=== PROMPT ===
Return all the data, word for word.

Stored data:
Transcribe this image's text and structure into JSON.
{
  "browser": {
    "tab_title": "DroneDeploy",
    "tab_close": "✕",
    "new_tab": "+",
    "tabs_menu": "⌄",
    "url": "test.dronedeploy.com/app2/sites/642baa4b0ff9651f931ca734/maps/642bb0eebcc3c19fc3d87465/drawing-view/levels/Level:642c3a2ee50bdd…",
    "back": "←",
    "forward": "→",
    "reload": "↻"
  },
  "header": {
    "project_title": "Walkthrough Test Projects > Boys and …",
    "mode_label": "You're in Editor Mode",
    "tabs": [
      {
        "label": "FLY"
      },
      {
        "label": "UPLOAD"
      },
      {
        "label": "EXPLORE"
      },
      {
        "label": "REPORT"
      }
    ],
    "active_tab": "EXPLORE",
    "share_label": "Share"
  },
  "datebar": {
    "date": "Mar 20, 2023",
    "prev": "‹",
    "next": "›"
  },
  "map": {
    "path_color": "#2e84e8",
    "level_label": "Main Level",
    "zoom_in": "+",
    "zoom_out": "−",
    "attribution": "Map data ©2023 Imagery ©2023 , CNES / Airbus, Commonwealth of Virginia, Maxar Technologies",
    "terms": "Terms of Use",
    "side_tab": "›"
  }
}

=== CORRECT ANSWER ===
Transcribe this image's text and structure into JSON.
{
  "browser": {
    "tab_title": "DroneDeploy",
    "tab_close": "✕",
    "new_tab": "+",
    "tabs_menu": "⌄",
    "url": "test.dronedeploy.com/app2/sites/642baa4b0ff9651f931ca734/maps/642bb0eebcc3c19fc3d87465/drawing-view/levels/Level:642c3a2ee50bdd…",
    "back": "←",
    "forward": "→",
    "reload": "↻"
  },
  "header": {
    "project_title": "Walkthrough Test Projects > Boys and …",
    "mode_label": "You're in Editor Mode",
    "tabs": [
      {
        "label": "FLY"
      },
      {
        "label": "UPLOAD"
      },
      {
        "label": "EXPLORE"
      },
      {
        "label": "REPORT"
      }
    ],
    "active_tab": "EXPLORE",
    "share_label": "Share"
  },
  "datebar": {
    "date": "Mar 20, 2023",
    "prev": "‹",
    "next": "›"
  },
  "map": {
    "path_color": "#2e84e8",
    "level_label": "Main Level",
    "zoom_in": "+",
    "zoom_out": "−",
    "attribution": "Map data ©2023 Imagery ©2023 , CNES / Airbus, Commonwealth of Virginia, Maxar Technologies",
    "terms": "Terms of Use",
    "side_tab": "›"
  }
}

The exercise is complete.